● Dataset extract
========================================================================

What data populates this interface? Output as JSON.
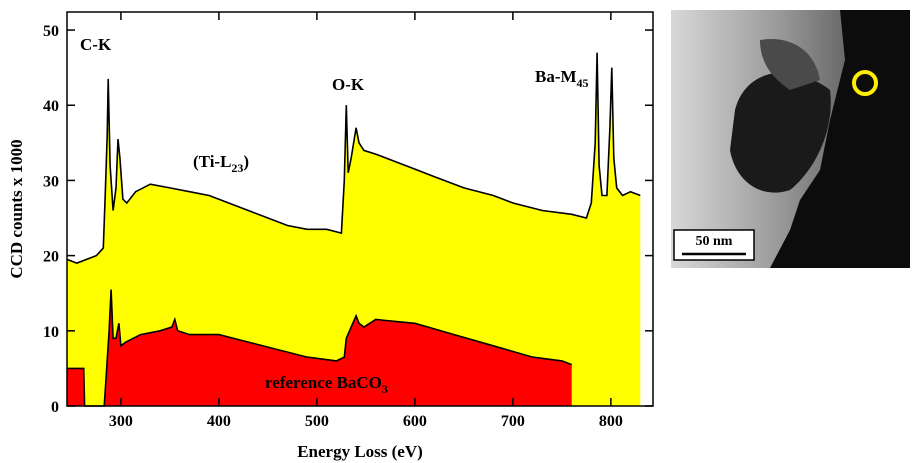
{
  "chart_data": {
    "type": "area",
    "x_label": "Energy Loss (eV)",
    "y_label": "CCD counts x 1000",
    "xlim": [
      245,
      843
    ],
    "ylim": [
      0,
      52.4
    ],
    "xticks": [
      300,
      400,
      500,
      600,
      700,
      800
    ],
    "yticks": [
      0,
      10,
      20,
      30,
      40,
      50
    ],
    "line_color": "#000000",
    "series": [
      {
        "color": "#ffff00",
        "x": [
          245,
          255,
          265,
          275,
          282,
          284,
          286,
          287,
          289,
          292,
          295,
          297,
          299,
          302,
          306,
          315,
          330,
          350,
          370,
          390,
          410,
          430,
          450,
          470,
          490,
          510,
          525,
          528,
          530,
          532,
          535,
          540,
          543,
          548,
          560,
          580,
          600,
          620,
          650,
          680,
          700,
          730,
          760,
          775,
          780,
          784,
          786,
          788,
          791,
          796,
          799,
          801,
          803,
          806,
          812,
          820,
          830
        ],
        "values": [
          19.5,
          19,
          19.5,
          20,
          21,
          28,
          36,
          43.5,
          32,
          26,
          29,
          35.5,
          33,
          27.5,
          27,
          28.5,
          29.5,
          29,
          28.5,
          28,
          27,
          26,
          25,
          24,
          23.5,
          23.5,
          23,
          30,
          40,
          31,
          33,
          37,
          35,
          34,
          33.5,
          32.5,
          31.5,
          30.5,
          29,
          28,
          27,
          26,
          25.5,
          25,
          27,
          35,
          47,
          32,
          28,
          28,
          37,
          45,
          33,
          29,
          28,
          28.5,
          28
        ]
      },
      {
        "color": "#ff0000",
        "x": [
          245,
          262,
          263,
          283,
          285,
          288,
          290,
          292,
          295,
          298,
          300,
          305,
          320,
          340,
          352,
          355,
          358,
          370,
          400,
          430,
          460,
          490,
          520,
          528,
          530,
          535,
          540,
          543,
          548,
          560,
          600,
          640,
          680,
          720,
          750,
          760
        ],
        "values": [
          5,
          5,
          0,
          0,
          4,
          10,
          15.5,
          9,
          9,
          11,
          8,
          8.5,
          9.5,
          10,
          10.5,
          11.5,
          10,
          9.5,
          9.5,
          8.5,
          7.5,
          6.5,
          6,
          6.5,
          9,
          10.5,
          12,
          11,
          10.5,
          11.5,
          11,
          9.5,
          8,
          6.5,
          6,
          5.5
        ]
      }
    ],
    "annotations": [
      {
        "text": "C-K"
      },
      {
        "text": "O-K"
      },
      {
        "text": "Ba-M",
        "sub": "45"
      },
      {
        "text": "(Ti-L",
        "sub": "23",
        "after": ")"
      },
      {
        "text": "reference BaCO",
        "sub": "3"
      }
    ]
  },
  "image": {
    "scale_bar": "50 nm"
  }
}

========================================================================

Your task is to repeat the data above exactly while excluding the pictures.

● Answer for the task
What data populates this interface? Output as JSON.
{
  "chart_data": {
    "type": "area",
    "x_label": "Energy Loss (eV)",
    "y_label": "CCD counts x 1000",
    "xlim": [
      245,
      843
    ],
    "ylim": [
      0,
      52.4
    ],
    "xticks": [
      300,
      400,
      500,
      600,
      700,
      800
    ],
    "yticks": [
      0,
      10,
      20,
      30,
      40,
      50
    ],
    "line_color": "#000000",
    "series": [
      {
        "color": "#ffff00",
        "x": [
          245,
          255,
          265,
          275,
          282,
          284,
          286,
          287,
          289,
          292,
          295,
          297,
          299,
          302,
          306,
          315,
          330,
          350,
          370,
          390,
          410,
          430,
          450,
          470,
          490,
          510,
          525,
          528,
          530,
          532,
          535,
          540,
          543,
          548,
          560,
          580,
          600,
          620,
          650,
          680,
          700,
          730,
          760,
          775,
          780,
          784,
          786,
          788,
          791,
          796,
          799,
          801,
          803,
          806,
          812,
          820,
          830
        ],
        "values": [
          19.5,
          19,
          19.5,
          20,
          21,
          28,
          36,
          43.5,
          32,
          26,
          29,
          35.5,
          33,
          27.5,
          27,
          28.5,
          29.5,
          29,
          28.5,
          28,
          27,
          26,
          25,
          24,
          23.5,
          23.5,
          23,
          30,
          40,
          31,
          33,
          37,
          35,
          34,
          33.5,
          32.5,
          31.5,
          30.5,
          29,
          28,
          27,
          26,
          25.5,
          25,
          27,
          35,
          47,
          32,
          28,
          28,
          37,
          45,
          33,
          29,
          28,
          28.5,
          28
        ]
      },
      {
        "color": "#ff0000",
        "x": [
          245,
          262,
          263,
          283,
          285,
          288,
          290,
          292,
          295,
          298,
          300,
          305,
          320,
          340,
          352,
          355,
          358,
          370,
          400,
          430,
          460,
          490,
          520,
          528,
          530,
          535,
          540,
          543,
          548,
          560,
          600,
          640,
          680,
          720,
          750,
          760
        ],
        "values": [
          5,
          5,
          0,
          0,
          4,
          10,
          15.5,
          9,
          9,
          11,
          8,
          8.5,
          9.5,
          10,
          10.5,
          11.5,
          10,
          9.5,
          9.5,
          8.5,
          7.5,
          6.5,
          6,
          6.5,
          9,
          10.5,
          12,
          11,
          10.5,
          11.5,
          11,
          9.5,
          8,
          6.5,
          6,
          5.5
        ]
      }
    ],
    "annotations": [
      {
        "text": "C-K"
      },
      {
        "text": "O-K"
      },
      {
        "text": "Ba-M",
        "sub": "45"
      },
      {
        "text": "(Ti-L",
        "sub": "23",
        "after": ")"
      },
      {
        "text": "reference BaCO",
        "sub": "3"
      }
    ]
  },
  "image": {
    "scale_bar": "50 nm"
  }
}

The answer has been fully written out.